— BEGIN —

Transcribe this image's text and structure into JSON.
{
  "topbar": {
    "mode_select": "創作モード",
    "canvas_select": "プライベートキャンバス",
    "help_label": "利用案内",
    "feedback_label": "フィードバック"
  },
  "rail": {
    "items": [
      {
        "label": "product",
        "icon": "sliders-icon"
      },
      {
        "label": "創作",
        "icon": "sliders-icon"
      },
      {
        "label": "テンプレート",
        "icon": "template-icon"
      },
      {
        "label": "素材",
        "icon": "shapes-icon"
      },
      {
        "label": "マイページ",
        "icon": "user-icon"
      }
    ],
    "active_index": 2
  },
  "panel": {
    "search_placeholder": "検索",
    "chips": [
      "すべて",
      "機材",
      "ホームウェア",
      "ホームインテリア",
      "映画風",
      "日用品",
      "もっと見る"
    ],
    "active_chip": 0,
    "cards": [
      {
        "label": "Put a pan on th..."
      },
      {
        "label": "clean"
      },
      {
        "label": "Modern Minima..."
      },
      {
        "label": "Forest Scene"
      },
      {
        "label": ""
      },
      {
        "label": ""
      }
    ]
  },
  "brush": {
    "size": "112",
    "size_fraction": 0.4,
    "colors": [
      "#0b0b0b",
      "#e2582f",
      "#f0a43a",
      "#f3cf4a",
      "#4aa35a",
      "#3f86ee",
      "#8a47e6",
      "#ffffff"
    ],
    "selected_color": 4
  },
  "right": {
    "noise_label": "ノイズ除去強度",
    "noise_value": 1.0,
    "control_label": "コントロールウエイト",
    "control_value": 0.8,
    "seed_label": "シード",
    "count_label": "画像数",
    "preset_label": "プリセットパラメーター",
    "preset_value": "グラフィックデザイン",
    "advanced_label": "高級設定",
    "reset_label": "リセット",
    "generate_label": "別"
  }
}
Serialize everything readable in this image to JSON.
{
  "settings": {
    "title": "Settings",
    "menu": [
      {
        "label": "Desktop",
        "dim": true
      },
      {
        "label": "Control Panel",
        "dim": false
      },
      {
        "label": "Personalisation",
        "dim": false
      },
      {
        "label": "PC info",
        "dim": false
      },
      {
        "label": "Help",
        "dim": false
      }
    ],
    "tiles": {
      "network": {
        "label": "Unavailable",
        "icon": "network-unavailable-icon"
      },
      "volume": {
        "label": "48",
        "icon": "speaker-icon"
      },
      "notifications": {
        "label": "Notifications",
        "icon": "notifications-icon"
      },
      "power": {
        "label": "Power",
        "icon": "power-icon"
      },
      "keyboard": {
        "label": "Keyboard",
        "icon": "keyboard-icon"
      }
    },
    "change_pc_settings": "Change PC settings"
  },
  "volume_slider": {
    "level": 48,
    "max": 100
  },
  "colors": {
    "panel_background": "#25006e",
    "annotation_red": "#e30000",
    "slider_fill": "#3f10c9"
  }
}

— END —

Stated exercise:
The answer must consist solely of the number of lines in the entries that contain the word "this".

The reply:
2